WHAT YOU SHOULD DO:
Comb through the entries for "this" and pull out each line that holds it.
Start of RECORD SET
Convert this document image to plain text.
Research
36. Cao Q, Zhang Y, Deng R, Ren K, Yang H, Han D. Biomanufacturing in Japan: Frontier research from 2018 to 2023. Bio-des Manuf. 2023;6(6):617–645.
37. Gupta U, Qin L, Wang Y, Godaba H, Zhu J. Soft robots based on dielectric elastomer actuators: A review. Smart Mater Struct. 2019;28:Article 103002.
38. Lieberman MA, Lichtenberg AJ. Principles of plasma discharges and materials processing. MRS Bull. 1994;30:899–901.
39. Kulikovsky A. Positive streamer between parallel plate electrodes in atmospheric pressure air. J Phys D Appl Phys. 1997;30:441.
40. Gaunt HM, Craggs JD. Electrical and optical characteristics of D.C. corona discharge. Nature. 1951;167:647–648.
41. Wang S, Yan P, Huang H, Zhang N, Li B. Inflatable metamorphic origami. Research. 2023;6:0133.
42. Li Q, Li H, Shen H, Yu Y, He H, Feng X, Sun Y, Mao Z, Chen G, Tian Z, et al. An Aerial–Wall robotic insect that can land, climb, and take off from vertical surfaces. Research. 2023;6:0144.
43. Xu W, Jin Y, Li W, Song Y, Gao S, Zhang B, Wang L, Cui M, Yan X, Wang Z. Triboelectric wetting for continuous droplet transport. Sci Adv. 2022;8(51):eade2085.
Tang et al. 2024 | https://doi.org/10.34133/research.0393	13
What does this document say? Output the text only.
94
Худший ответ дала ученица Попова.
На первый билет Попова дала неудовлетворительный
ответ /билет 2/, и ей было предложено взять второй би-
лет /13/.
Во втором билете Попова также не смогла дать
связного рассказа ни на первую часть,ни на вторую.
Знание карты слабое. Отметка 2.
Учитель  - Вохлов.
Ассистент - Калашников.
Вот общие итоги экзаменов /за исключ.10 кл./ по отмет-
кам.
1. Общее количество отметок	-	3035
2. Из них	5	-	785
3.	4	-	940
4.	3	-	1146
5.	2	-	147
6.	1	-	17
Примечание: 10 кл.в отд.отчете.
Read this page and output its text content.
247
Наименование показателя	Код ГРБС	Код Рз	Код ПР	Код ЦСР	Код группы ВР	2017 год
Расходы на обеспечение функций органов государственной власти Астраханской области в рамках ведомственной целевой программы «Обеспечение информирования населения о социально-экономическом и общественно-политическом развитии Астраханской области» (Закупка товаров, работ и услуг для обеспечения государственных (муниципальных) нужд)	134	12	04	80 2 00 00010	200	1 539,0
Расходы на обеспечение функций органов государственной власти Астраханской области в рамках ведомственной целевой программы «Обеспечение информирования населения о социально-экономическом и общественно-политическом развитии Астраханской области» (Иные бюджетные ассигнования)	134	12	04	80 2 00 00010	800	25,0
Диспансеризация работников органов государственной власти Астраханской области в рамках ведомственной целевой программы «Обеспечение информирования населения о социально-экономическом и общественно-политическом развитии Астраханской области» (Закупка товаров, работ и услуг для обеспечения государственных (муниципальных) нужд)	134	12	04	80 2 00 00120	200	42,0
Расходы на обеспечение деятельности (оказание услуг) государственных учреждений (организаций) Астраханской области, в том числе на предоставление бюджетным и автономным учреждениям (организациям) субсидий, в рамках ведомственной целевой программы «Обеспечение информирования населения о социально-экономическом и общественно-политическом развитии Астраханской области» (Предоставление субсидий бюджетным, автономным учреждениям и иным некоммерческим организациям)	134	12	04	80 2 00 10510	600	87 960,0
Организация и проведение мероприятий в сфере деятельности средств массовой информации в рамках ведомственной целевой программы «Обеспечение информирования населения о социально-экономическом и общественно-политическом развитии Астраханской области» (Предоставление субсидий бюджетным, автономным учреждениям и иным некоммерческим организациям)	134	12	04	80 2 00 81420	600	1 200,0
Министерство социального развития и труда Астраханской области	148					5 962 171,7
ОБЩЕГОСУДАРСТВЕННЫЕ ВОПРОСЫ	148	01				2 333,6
End of RECORD SET
REPLY TO THE EXERCISE:
Convert this document image to plain text.
What does this document say? Output the text only.
Read this page and output its text content.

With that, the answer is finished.